**Exercise brief**
Print the entries below word for word; the pictures stay out of your copy.

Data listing
[start]

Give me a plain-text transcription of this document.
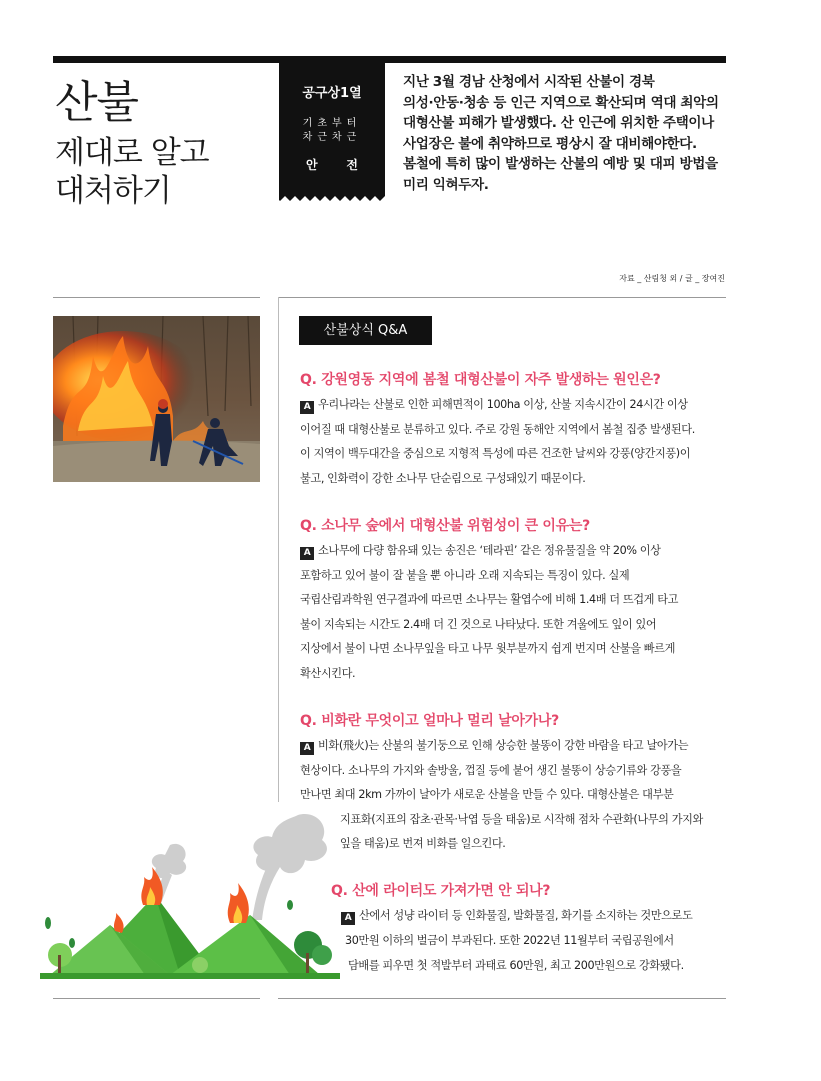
산불
제대로 알고
대처하기
공구상1열
기초부터
차근차근
안 전
지난 3월 경남 산청에서 시작된 산불이 경북
의성·안동·청송 등 인근 지역으로 확산되며 역대 최악의
대형산불 피해가 발생했다. 산 인근에 위치한 주택이나
사업장은 불에 취약하므로 평상시 잘 대비해야한다.
봄철에 특히 많이 발생하는 산불의 예방 및 대피 방법을
미리 익혀두자.
자료 _ 산림청 외 / 글 _ 장여진
산불상식 Q&A
Q. 강원영동 지역에 봄철 대형산불이 자주 발생하는 원인은?
A 우리나라는 산불로 인한 피해면적이 100ha 이상, 산불 지속시간이 24시간 이상
이어질 때 대형산불로 분류하고 있다. 주로 강원 동해안 지역에서 봄철 집중 발생된다.
이 지역이 백두대간을 중심으로 지형적 특성에 따른 건조한 날씨와 강풍(양간지풍)이
불고, 인화력이 강한 소나무 단순림으로 구성돼있기 때문이다.
Q. 소나무 숲에서 대형산불 위험성이 큰 이유는?
A 소나무에 다량 함유돼 있는 송진은 ‘테라핀’ 같은 정유물질을 약 20% 이상
포함하고 있어 불이 잘 붙을 뿐 아니라 오래 지속되는 특징이 있다. 실제
국립산림과학원 연구결과에 따르면 소나무는 활엽수에 비해 1.4배 더 뜨겁게 타고
불이 지속되는 시간도 2.4배 더 긴 것으로 나타났다. 또한 겨울에도 잎이 있어
지상에서 불이 나면 소나무잎을 타고 나무 윗부분까지 쉽게 번지며 산불을 빠르게
확산시킨다.
Q. 비화란 무엇이고 얼마나 멀리 날아가나?
A 비화(飛火)는 산불의 불기둥으로 인해 상승한 불똥이 강한 바람을 타고 날아가는
현상이다. 소나무의 가지와 솔방울, 껍질 등에 붙어 생긴 불똥이 상승기류와 강풍을
만나면 최대 2km 가까이 날아가 새로운 산불을 만들 수 있다. 대형산불은 대부분
지표화(지표의 잡초·관목·낙엽 등을 태움)로 시작해 점차 수관화(나무의 가지와
잎을 태움)로 번져 비화를 일으킨다.
Q. 산에 라이터도 가져가면 안 되나?
A 산에서 성냥 라이터 등 인화물질, 발화물질, 화기를 소지하는 것만으로도
30만원 이하의 벌금이 부과된다. 또한 2022년 11월부터 국립공원에서
담배를 피우면 첫 적발부터 과태료 60만원, 최고 200만원으로 강화됐다.
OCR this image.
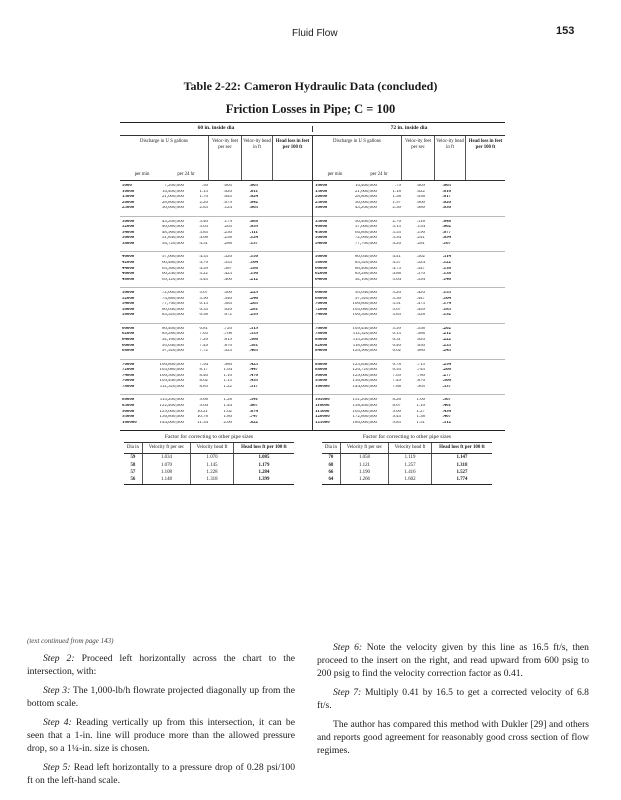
Fluid Flow	153
Table 2-22: Cameron Hydraulic Data (concluded)
Friction Losses in Pipe; C = 100
60 in. inside dia	72 in. inside dia
Discharge in U S gallons
per min	per 24 hr
Veloc-ity feet per sec
Veloc-ity head in ft
Head loss in feet per 100 ft
Discharge in U S gallons
per min	per 24 hr
Veloc-ity feet per sec
Veloc-ity head in ft
Head loss in feet per 100 ft
5000	7,200,000	.56	.005	.003
10000	14,400,000	1.13	.020	.011
15000	21,600,000	1.70	.045	.024
20000	28,800,000	2.26	.079	.042
25000	36,000,000	2.83	.124	.063
30000	43,200,000	3.40	.179	.088
32000	46,080,000	3.63	.203	.099
34000	48,960,000	3.85	.230	.111
36000	51,840,000	4.08	.258	.124
38000	54,720,000	4.31	.288	.137
40000	57,600,000	4.53	.320	.150
42000	60,480,000	4.76	.353	.164
44000	63,360,000	4.99	.387	.180
46000	66,240,000	5.22	.423	.196
48000	69,120,000	5.45	.460	.212
50000	72,000,000	5.67	.500	.229
52000	74,880,000	5.90	.540	.246
54000	77,760,000	6.13	.583	.263
56000	80,640,000	6.35	.626	.281
58000	83,520,000	6.58	.672	.299
60000	86,400,000	6.81	.720	.319
62000	89,280,000	7.03	.768	.339
64000	92,160,000	7.26	.819	.360
66000	95,040,000	7.49	.870	.381
68000	97,920,000	7.72	.925	.403
70000	100,800,000	7.94	.980	.425
72000	103,680,000	8.17	1.04	.447
74000	106,560,000	8.40	1.10	.470
76000	109,440,000	8.62	1.15	.493
78000	112,320,000	8.85	1.22	.517
80000	115,200,000	9.08	1.28	.541
85000	122,400,000	9.64	1.44	.607
90000	129,600,000	10.21	1.62	.674
95000	136,800,000	10.78	1.80	.747
100000	144,000,000	11.34	2.00	.822
10000	14,400,000	.79	.009	.005
15000	21,600,000	1.18	.022	.010
20000	28,800,000	1.58	.038	.017
25000	36,000,000	1.97	.060	.026
30000	43,200,000	2.36	.086	.036
35000	50,400,000	2.76	.118	.048
40000	57,600,000	3.15	.154	.062
45000	64,800,000	3.55	.196	.077
50000	72,000,000	3.94	.241	.094
54000	77,760,000	4.26	.281	.107
56000	80,640,000	4.41	.302	.114
58000	83,520,000	4.57	.324	.122
60000	86,400,000	4.73	.347	.130
62000	89,280,000	4.88	.370	.138
64000	92,160,000	5.04	.394	.146
66000	95,040,000	5.20	.420	.155
68000	97,920,000	5.36	.447	.164
70000	100,800,000	5.51	.473	.174
72000	103,680,000	5.67	.499	.183
74000	106,560,000	5.83	.528	.192
76000	109,440,000	5.99	.558	.202
78000	112,320,000	6.15	.588	.212
80000	115,200,000	6.31	.620	.222
82000	118,080,000	6.46	.650	.233
84000	120,960,000	6.62	.680	.243
86000	123,840,000	6.78	.715	.254
88000	126,720,000	6.93	.745	.266
90000	129,600,000	7.09	.780	.277
95000	136,800,000	7.49	.870	.306
100000	144,000,000	7.88	.965	.337
105000	151,200,000	8.28	1.06	.367
110000	158,400,000	8.67	1.16	.401
115000	165,600,000	9.06	1.27	.434
120000	172,800,000	9.45	1.38	.467
125000	180,000,000	9.85	1.51	.512
Factor for correcting to other pipe sizes
Dia in	Velocity ft per sec	Velocity head ft	Head loss ft per 100 ft
59	1.034	1.070	1.085
58	1.070	1.145	1.179
57	1.108	1.228	1.284
56	1.148	1.318	1.399
Factor for correcting to other pipe sizes
Dia in	Velocity ft per sec	Velocity head ft	Head loss ft per 100 ft
70	1.058	1.119	1.147
68	1.121	1.257	1.318
66	1.190	1.416	1.527
64	1.266	1.602	1.774
(text continued from page 143)

Step 2: Proceed left horizontally across the chart to the intersection, with:

Step 3: The 1,000-lb/h flowrate projected diagonally up from the bottom scale.

Step 4: Reading vertically up from this intersection, it can be seen that a 1-in. line will produce more than the allowed pressure drop, so a 1¼-in. size is chosen.

Step 5: Read left horizontally to a pressure drop of 0.28 psi/100 ft on the left-hand scale.

Step 6: Note the velocity given by this line as 16.5 ft/s, then proceed to the insert on the right, and read upward from 600 psig to 200 psig to find the velocity correction factor as 0.41.

Step 7: Multiply 0.41 by 16.5 to get a corrected velocity of 6.8 ft/s.

The author has compared this method with Dukler [29] and others and reports good agreement for reasonably good cross section of flow regimes.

[end]

**Exercise response**
Give me a plain-text transcription of this document.
산불
제대로 알고
대처하기
공구상1열
기초부터
차근차근
안 전
지난 3월 경남 산청에서 시작된 산불이 경북
의성·안동·청송 등 인근 지역으로 확산되며 역대 최악의
대형산불 피해가 발생했다. 산 인근에 위치한 주택이나
사업장은 불에 취약하므로 평상시 잘 대비해야한다.
봄철에 특히 많이 발생하는 산불의 예방 및 대피 방법을
미리 익혀두자.
자료 _ 산림청 외 / 글 _ 장여진
산불상식 Q&A
Q. 강원영동 지역에 봄철 대형산불이 자주 발생하는 원인은?
A 우리나라는 산불로 인한 피해면적이 100ha 이상, 산불 지속시간이 24시간 이상
이어질 때 대형산불로 분류하고 있다. 주로 강원 동해안 지역에서 봄철 집중 발생된다.
이 지역이 백두대간을 중심으로 지형적 특성에 따른 건조한 날씨와 강풍(양간지풍)이
불고, 인화력이 강한 소나무 단순림으로 구성돼있기 때문이다.
Q. 소나무 숲에서 대형산불 위험성이 큰 이유는?
A 소나무에 다량 함유돼 있는 송진은 ‘테라핀’ 같은 정유물질을 약 20% 이상
포함하고 있어 불이 잘 붙을 뿐 아니라 오래 지속되는 특징이 있다. 실제
국립산림과학원 연구결과에 따르면 소나무는 활엽수에 비해 1.4배 더 뜨겁게 타고
불이 지속되는 시간도 2.4배 더 긴 것으로 나타났다. 또한 겨울에도 잎이 있어
지상에서 불이 나면 소나무잎을 타고 나무 윗부분까지 쉽게 번지며 산불을 빠르게
확산시킨다.
Q. 비화란 무엇이고 얼마나 멀리 날아가나?
A 비화(飛火)는 산불의 불기둥으로 인해 상승한 불똥이 강한 바람을 타고 날아가는
현상이다. 소나무의 가지와 솔방울, 껍질 등에 붙어 생긴 불똥이 상승기류와 강풍을
만나면 최대 2km 가까이 날아가 새로운 산불을 만들 수 있다. 대형산불은 대부분
지표화(지표의 잡초·관목·낙엽 등을 태움)로 시작해 점차 수관화(나무의 가지와
잎을 태움)로 번져 비화를 일으킨다.
Q. 산에 라이터도 가져가면 안 되나?
A 산에서 성냥 라이터 등 인화물질, 발화물질, 화기를 소지하는 것만으로도
30만원 이하의 벌금이 부과된다. 또한 2022년 11월부터 국립공원에서
담배를 피우면 첫 적발부터 과태료 60만원, 최고 200만원으로 강화됐다.
OCR this image.
Fluid Flow	153
Table 2-22: Cameron Hydraulic Data (concluded)
Friction Losses in Pipe; C = 100
60 in. inside dia	72 in. inside dia
Discharge in U S gallons
per min	per 24 hr
Veloc-ity feet per sec
Veloc-ity head in ft
Head loss in feet per 100 ft
Discharge in U S gallons
per min	per 24 hr
Veloc-ity feet per sec
Veloc-ity head in ft
Head loss in feet per 100 ft
5000	7,200,000	.56	.005	.003
10000	14,400,000	1.13	.020	.011
15000	21,600,000	1.70	.045	.024
20000	28,800,000	2.26	.079	.042
25000	36,000,000	2.83	.124	.063
30000	43,200,000	3.40	.179	.088
32000	46,080,000	3.63	.203	.099
34000	48,960,000	3.85	.230	.111
36000	51,840,000	4.08	.258	.124
38000	54,720,000	4.31	.288	.137
40000	57,600,000	4.53	.320	.150
42000	60,480,000	4.76	.353	.164
44000	63,360,000	4.99	.387	.180
46000	66,240,000	5.22	.423	.196
48000	69,120,000	5.45	.460	.212
50000	72,000,000	5.67	.500	.229
52000	74,880,000	5.90	.540	.246
54000	77,760,000	6.13	.583	.263
56000	80,640,000	6.35	.626	.281
58000	83,520,000	6.58	.672	.299
60000	86,400,000	6.81	.720	.319
62000	89,280,000	7.03	.768	.339
64000	92,160,000	7.26	.819	.360
66000	95,040,000	7.49	.870	.381
68000	97,920,000	7.72	.925	.403
70000	100,800,000	7.94	.980	.425
72000	103,680,000	8.17	1.04	.447
74000	106,560,000	8.40	1.10	.470
76000	109,440,000	8.62	1.15	.493
78000	112,320,000	8.85	1.22	.517
80000	115,200,000	9.08	1.28	.541
85000	122,400,000	9.64	1.44	.607
90000	129,600,000	10.21	1.62	.674
95000	136,800,000	10.78	1.80	.747
100000	144,000,000	11.34	2.00	.822
10000	14,400,000	.79	.009	.005
15000	21,600,000	1.18	.022	.010
20000	28,800,000	1.58	.038	.017
25000	36,000,000	1.97	.060	.026
30000	43,200,000	2.36	.086	.036
35000	50,400,000	2.76	.118	.048
40000	57,600,000	3.15	.154	.062
45000	64,800,000	3.55	.196	.077
50000	72,000,000	3.94	.241	.094
54000	77,760,000	4.26	.281	.107
56000	80,640,000	4.41	.302	.114
58000	83,520,000	4.57	.324	.122
60000	86,400,000	4.73	.347	.130
62000	89,280,000	4.88	.370	.138
64000	92,160,000	5.04	.394	.146
66000	95,040,000	5.20	.420	.155
68000	97,920,000	5.36	.447	.164
70000	100,800,000	5.51	.473	.174
72000	103,680,000	5.67	.499	.183
74000	106,560,000	5.83	.528	.192
76000	109,440,000	5.99	.558	.202
78000	112,320,000	6.15	.588	.212
80000	115,200,000	6.31	.620	.222
82000	118,080,000	6.46	.650	.233
84000	120,960,000	6.62	.680	.243
86000	123,840,000	6.78	.715	.254
88000	126,720,000	6.93	.745	.266
90000	129,600,000	7.09	.780	.277
95000	136,800,000	7.49	.870	.306
100000	144,000,000	7.88	.965	.337
105000	151,200,000	8.28	1.06	.367
110000	158,400,000	8.67	1.16	.401
115000	165,600,000	9.06	1.27	.434
120000	172,800,000	9.45	1.38	.467
125000	180,000,000	9.85	1.51	.512
Factor for correcting to other pipe sizes
Dia in	Velocity ft per sec	Velocity head ft	Head loss ft per 100 ft
59	1.034	1.070	1.085
58	1.070	1.145	1.179
57	1.108	1.228	1.284
56	1.148	1.318	1.399
Factor for correcting to other pipe sizes
Dia in	Velocity ft per sec	Velocity head ft	Head loss ft per 100 ft
70	1.058	1.119	1.147
68	1.121	1.257	1.318
66	1.190	1.416	1.527
64	1.266	1.602	1.774
(text continued from page 143)

Step 2: Proceed left horizontally across the chart to the intersection, with:

Step 3: The 1,000-lb/h flowrate projected diagonally up from the bottom scale.

Step 4: Reading vertically up from this intersection, it can be seen that a 1-in. line will produce more than the allowed pressure drop, so a 1¼-in. size is chosen.

Step 5: Read left horizontally to a pressure drop of 0.28 psi/100 ft on the left-hand scale.

Step 6: Note the velocity given by this line as 16.5 ft/s, then proceed to the insert on the right, and read upward from 600 psig to 200 psig to find the velocity correction factor as 0.41.

Step 7: Multiply 0.41 by 16.5 to get a corrected velocity of 6.8 ft/s.

The author has compared this method with Dukler [29] and others and reports good agreement for reasonably good cross section of flow regimes.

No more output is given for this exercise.